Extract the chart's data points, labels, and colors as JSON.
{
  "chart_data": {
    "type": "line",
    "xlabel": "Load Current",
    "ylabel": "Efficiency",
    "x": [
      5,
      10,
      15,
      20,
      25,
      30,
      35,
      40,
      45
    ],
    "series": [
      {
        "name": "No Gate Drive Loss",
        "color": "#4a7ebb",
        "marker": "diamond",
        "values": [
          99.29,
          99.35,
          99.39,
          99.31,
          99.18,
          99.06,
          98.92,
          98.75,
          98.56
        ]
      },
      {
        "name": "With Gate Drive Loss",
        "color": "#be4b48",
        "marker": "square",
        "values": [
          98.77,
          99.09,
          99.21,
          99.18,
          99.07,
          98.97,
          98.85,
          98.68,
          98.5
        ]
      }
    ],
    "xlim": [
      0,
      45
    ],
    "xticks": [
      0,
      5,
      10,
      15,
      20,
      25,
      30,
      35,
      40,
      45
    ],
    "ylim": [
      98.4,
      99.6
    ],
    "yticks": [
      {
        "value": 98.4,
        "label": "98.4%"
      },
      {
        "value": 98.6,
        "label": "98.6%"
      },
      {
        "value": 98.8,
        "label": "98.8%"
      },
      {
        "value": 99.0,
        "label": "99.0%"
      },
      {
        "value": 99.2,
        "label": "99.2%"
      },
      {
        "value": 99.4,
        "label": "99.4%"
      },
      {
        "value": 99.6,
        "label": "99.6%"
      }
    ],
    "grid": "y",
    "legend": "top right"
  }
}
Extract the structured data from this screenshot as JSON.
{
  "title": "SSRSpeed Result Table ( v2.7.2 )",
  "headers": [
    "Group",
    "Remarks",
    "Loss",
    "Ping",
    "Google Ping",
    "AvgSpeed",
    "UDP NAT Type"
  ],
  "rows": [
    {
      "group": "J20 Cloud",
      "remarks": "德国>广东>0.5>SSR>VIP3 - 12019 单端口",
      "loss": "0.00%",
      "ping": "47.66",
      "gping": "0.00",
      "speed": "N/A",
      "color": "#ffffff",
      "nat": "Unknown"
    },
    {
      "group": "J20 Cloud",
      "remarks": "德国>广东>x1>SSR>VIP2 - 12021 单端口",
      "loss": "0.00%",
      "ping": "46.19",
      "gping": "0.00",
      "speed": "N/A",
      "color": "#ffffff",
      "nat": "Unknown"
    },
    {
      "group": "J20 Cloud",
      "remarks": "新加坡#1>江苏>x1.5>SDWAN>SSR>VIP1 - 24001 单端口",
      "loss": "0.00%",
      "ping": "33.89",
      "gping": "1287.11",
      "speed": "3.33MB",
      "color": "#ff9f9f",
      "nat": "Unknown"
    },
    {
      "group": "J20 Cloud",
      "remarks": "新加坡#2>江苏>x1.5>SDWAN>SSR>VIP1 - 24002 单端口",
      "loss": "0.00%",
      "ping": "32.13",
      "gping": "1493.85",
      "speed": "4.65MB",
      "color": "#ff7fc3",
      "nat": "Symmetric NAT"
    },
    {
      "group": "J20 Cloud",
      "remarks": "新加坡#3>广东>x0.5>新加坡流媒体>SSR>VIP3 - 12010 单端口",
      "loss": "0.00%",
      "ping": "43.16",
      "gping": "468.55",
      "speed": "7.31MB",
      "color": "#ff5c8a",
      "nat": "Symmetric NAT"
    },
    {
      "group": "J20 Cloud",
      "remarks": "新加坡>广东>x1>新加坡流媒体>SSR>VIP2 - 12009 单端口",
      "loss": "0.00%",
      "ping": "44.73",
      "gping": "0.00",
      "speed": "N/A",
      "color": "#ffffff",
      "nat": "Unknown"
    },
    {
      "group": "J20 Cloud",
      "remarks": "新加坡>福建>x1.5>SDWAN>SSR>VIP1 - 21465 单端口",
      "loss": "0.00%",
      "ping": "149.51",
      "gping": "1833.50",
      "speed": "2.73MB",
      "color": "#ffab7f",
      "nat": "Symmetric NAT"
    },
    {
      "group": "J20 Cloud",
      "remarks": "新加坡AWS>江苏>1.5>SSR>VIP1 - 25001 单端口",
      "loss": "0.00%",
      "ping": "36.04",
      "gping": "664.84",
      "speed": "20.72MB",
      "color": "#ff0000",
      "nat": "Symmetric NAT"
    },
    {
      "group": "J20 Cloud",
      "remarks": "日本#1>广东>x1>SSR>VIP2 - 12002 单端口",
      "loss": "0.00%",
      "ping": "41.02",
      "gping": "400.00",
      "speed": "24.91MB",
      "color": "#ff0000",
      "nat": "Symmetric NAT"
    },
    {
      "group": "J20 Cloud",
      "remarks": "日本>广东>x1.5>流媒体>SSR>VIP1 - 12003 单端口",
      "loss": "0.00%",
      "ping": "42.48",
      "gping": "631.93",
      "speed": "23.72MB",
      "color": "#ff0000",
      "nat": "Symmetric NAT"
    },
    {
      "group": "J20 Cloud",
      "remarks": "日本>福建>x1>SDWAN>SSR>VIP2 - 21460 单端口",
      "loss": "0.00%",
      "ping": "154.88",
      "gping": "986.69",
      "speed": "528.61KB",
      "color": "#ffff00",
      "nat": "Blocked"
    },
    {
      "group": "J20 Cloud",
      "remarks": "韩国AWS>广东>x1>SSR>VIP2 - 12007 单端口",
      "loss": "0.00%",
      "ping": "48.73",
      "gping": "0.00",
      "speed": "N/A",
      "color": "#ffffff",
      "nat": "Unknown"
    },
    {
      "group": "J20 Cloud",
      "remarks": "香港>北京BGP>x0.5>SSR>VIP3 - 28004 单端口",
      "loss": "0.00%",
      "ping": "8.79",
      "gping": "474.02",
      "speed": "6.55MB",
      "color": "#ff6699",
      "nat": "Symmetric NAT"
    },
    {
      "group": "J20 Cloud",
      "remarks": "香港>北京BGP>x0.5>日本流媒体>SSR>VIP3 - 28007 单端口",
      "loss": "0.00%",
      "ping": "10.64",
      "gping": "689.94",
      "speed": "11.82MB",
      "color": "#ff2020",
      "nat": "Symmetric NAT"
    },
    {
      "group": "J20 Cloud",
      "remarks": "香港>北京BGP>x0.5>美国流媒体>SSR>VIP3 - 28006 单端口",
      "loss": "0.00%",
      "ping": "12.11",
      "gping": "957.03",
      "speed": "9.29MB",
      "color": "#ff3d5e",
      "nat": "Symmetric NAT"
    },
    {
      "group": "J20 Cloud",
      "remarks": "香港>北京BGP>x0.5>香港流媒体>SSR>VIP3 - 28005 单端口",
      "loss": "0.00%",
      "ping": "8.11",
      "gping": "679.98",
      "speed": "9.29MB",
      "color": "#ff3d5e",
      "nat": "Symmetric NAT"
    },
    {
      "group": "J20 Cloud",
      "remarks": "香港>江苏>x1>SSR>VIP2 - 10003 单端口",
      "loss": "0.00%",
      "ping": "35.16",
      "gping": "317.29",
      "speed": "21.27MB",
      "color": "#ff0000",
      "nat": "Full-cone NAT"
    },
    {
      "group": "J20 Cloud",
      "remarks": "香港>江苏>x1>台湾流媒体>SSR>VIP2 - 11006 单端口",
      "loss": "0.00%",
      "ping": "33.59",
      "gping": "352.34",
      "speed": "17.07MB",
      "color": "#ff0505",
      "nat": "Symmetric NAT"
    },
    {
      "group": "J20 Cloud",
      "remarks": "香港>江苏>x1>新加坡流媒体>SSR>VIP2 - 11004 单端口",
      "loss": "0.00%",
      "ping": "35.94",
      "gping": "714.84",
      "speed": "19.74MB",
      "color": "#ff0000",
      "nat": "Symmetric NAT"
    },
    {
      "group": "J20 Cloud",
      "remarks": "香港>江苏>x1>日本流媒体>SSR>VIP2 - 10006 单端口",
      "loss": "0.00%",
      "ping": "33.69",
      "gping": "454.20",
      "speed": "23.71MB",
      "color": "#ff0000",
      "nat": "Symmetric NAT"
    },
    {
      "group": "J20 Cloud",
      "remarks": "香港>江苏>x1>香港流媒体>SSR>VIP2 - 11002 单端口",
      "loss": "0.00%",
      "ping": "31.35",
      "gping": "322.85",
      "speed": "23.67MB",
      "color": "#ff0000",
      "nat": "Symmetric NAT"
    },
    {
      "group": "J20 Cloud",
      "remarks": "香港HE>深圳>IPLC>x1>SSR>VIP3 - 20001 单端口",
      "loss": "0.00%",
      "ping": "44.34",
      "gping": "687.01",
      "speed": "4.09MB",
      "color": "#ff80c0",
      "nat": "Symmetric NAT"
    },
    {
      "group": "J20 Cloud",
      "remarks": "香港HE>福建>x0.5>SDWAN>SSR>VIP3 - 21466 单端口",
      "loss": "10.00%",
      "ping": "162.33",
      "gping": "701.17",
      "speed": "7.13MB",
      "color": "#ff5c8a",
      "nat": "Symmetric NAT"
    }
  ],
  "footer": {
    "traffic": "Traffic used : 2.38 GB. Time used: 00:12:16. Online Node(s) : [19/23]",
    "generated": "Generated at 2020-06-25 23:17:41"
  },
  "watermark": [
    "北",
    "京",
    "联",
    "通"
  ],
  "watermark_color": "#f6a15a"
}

++++++++++

* _AIM_: Exactly how many lines in the data above contain the word "香港流媒体"? Respond with the number and nothing more.

* _SOLVED EXERCISE_: 2